*Work instructions*: Pick out each line below containing "this".
--- BEGIN Materials provided ---
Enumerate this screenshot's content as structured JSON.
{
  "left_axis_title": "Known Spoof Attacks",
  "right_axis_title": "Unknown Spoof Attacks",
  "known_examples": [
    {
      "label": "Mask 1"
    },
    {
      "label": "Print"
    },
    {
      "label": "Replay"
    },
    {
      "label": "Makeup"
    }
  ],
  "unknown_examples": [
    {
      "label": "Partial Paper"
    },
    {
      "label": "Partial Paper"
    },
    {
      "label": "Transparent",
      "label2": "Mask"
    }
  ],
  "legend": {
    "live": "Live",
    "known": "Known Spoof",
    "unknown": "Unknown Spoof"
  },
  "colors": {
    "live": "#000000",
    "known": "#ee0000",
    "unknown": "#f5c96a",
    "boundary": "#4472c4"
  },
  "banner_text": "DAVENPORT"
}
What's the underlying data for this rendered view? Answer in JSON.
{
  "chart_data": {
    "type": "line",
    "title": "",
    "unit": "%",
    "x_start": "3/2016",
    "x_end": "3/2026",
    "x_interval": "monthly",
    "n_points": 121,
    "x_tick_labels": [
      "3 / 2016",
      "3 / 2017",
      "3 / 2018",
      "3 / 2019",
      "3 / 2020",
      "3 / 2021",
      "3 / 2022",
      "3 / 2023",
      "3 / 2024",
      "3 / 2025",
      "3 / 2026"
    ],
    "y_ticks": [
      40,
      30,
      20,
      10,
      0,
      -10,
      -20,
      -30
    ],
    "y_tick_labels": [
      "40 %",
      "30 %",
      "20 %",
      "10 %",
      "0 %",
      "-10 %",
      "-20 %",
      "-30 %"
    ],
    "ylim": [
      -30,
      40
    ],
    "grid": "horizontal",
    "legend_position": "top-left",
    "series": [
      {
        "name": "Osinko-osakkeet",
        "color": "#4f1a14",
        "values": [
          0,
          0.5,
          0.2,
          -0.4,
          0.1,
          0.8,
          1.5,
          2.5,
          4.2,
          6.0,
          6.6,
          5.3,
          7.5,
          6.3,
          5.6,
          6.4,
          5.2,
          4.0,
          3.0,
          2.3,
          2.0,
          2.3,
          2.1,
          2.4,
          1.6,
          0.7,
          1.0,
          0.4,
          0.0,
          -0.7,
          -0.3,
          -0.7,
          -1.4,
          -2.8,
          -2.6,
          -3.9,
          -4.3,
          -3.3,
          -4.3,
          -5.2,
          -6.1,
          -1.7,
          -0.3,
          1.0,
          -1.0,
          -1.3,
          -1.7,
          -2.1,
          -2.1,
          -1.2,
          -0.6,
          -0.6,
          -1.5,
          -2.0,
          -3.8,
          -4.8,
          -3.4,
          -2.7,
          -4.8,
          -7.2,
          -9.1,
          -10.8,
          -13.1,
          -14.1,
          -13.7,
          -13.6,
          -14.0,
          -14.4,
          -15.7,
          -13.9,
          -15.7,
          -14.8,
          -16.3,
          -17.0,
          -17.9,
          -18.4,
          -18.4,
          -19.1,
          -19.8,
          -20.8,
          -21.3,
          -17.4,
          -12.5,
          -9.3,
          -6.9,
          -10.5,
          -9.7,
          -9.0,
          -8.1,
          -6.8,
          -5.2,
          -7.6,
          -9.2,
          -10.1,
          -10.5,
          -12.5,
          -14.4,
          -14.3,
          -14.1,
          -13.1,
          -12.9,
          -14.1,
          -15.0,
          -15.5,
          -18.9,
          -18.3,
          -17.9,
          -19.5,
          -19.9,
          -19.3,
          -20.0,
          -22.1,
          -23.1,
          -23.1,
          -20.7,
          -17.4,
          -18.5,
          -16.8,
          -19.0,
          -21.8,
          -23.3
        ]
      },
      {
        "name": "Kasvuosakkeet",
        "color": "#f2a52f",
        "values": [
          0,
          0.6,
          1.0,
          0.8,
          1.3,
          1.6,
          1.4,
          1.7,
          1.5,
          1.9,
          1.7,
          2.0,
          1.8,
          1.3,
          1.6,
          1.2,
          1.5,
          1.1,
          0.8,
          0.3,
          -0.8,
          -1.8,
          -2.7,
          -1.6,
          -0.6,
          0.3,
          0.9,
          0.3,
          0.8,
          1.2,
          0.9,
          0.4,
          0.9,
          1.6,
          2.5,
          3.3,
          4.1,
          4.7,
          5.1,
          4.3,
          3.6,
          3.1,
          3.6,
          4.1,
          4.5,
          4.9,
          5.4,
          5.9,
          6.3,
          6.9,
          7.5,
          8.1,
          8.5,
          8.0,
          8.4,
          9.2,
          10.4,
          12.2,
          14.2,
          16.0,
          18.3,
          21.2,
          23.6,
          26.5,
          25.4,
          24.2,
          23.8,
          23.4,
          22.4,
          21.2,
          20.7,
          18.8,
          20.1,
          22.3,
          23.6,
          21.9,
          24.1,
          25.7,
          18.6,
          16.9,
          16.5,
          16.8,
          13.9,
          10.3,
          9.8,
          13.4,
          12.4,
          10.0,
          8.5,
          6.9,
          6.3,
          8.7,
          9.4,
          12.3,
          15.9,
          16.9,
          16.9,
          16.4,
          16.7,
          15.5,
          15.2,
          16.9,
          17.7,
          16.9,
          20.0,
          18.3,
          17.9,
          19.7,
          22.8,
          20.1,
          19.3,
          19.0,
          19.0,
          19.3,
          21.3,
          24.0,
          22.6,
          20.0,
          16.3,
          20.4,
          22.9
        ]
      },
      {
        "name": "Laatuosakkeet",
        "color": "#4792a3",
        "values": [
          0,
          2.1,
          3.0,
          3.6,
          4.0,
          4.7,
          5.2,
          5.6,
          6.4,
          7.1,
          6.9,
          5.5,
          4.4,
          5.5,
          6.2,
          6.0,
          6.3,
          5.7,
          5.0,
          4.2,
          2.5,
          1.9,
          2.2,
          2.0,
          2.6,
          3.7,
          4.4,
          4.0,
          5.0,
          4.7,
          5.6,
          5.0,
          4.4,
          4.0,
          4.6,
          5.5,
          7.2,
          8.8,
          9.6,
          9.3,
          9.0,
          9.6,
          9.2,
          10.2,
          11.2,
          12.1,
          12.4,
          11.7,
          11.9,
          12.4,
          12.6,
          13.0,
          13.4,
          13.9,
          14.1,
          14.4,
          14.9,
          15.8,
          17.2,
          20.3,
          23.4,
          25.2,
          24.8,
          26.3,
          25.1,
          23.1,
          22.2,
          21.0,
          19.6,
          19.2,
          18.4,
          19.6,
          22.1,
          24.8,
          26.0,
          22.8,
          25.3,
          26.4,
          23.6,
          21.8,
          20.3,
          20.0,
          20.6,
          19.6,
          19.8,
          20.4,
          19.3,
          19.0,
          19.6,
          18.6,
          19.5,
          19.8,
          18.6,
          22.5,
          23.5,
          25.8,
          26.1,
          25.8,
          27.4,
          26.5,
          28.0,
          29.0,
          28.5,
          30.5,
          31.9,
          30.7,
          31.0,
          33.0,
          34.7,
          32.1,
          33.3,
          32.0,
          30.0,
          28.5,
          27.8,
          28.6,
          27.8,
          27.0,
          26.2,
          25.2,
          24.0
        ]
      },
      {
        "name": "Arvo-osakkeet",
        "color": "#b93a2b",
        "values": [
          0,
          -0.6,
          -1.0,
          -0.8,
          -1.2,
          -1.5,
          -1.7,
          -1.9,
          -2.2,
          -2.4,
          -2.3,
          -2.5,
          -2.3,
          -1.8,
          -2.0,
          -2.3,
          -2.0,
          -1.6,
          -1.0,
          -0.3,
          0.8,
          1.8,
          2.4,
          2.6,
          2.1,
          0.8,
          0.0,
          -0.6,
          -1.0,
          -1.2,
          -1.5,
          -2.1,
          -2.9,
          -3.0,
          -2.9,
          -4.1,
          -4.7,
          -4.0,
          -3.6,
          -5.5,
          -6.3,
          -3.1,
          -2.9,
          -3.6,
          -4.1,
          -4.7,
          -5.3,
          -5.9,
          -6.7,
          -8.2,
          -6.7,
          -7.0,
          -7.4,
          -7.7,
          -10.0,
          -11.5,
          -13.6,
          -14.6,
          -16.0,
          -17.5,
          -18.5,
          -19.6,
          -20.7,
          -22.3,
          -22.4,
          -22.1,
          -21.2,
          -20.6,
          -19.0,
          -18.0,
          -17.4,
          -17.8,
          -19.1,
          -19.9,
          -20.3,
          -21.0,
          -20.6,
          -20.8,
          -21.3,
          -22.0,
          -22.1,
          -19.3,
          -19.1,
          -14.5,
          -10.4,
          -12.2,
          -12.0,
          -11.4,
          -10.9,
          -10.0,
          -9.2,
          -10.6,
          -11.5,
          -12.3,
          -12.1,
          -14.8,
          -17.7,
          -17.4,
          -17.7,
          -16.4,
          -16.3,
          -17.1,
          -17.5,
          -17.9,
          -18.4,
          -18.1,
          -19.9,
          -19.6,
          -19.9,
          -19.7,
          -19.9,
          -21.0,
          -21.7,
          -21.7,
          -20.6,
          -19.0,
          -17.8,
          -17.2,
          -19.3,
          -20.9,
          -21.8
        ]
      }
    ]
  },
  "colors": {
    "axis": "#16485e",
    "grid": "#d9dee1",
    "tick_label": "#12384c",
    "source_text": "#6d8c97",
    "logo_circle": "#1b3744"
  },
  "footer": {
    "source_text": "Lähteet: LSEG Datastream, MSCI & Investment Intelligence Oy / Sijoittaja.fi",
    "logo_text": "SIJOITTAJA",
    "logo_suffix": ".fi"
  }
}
--- END Materials provided ---
*Task response*:
Enumerate this screenshot's content as structured JSON.
What's the underlying data for this rendered view? Answer in JSON.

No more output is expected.